## YOUR INSTRUCTIONS
All lines in the data bearing the string "skulle" should be identified and copied.

## INPUT MATERIAL

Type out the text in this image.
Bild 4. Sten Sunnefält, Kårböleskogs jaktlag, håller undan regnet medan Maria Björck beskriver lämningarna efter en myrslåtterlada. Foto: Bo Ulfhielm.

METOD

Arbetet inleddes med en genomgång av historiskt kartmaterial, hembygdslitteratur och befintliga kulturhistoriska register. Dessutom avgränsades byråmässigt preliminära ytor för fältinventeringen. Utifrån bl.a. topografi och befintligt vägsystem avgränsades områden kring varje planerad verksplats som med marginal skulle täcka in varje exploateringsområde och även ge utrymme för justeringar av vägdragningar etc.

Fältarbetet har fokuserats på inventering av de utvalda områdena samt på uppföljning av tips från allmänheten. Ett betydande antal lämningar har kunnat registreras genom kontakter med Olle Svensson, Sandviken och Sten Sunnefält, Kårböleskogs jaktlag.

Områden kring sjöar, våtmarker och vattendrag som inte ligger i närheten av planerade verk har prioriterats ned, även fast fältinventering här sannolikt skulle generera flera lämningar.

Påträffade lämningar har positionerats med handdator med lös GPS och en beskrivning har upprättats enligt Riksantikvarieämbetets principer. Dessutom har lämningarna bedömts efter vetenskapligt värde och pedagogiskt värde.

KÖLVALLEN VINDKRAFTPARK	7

## ANSWER TO THIS TASK
Arbetet inleddes med en genomgång av historiskt kartmaterial, hembygdslitteratur och befintliga kulturhistoriska register. Dessutom avgränsades byråmässigt preliminära ytor för fältinventeringen. Utifrån bl.a. topografi och befintligt vägsystem avgränsades områden kring varje planerad verksplats som med marginal skulle täcka in varje exploateringsområde och även ge utrymme för justeringar av vägdragningar etc.
Områden kring sjöar, våtmarker och vattendrag som inte ligger i närheten av planerade verk har prioriterats ned, även fast fältinventering här sannolikt skulle generera flera lämningar.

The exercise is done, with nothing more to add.